◆ What this task involves:
Determine how many lines hold "Алтай" and give only that number.

◆ Stored data:

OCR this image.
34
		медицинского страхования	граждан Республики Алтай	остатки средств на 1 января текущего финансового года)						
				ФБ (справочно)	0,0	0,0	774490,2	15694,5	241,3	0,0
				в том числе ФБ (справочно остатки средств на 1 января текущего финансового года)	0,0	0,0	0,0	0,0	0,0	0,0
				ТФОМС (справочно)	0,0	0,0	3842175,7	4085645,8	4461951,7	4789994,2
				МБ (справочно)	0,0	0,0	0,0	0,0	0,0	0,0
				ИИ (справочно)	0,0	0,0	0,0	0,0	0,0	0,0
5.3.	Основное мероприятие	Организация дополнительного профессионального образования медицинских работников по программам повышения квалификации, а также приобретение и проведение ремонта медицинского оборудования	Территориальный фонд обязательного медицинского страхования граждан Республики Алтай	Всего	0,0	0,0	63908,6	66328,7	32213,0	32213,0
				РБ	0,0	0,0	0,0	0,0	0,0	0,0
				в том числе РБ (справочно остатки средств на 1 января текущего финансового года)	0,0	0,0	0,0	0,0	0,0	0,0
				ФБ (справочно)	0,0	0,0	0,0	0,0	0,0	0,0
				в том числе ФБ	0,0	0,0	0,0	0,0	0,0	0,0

◆ Result:
2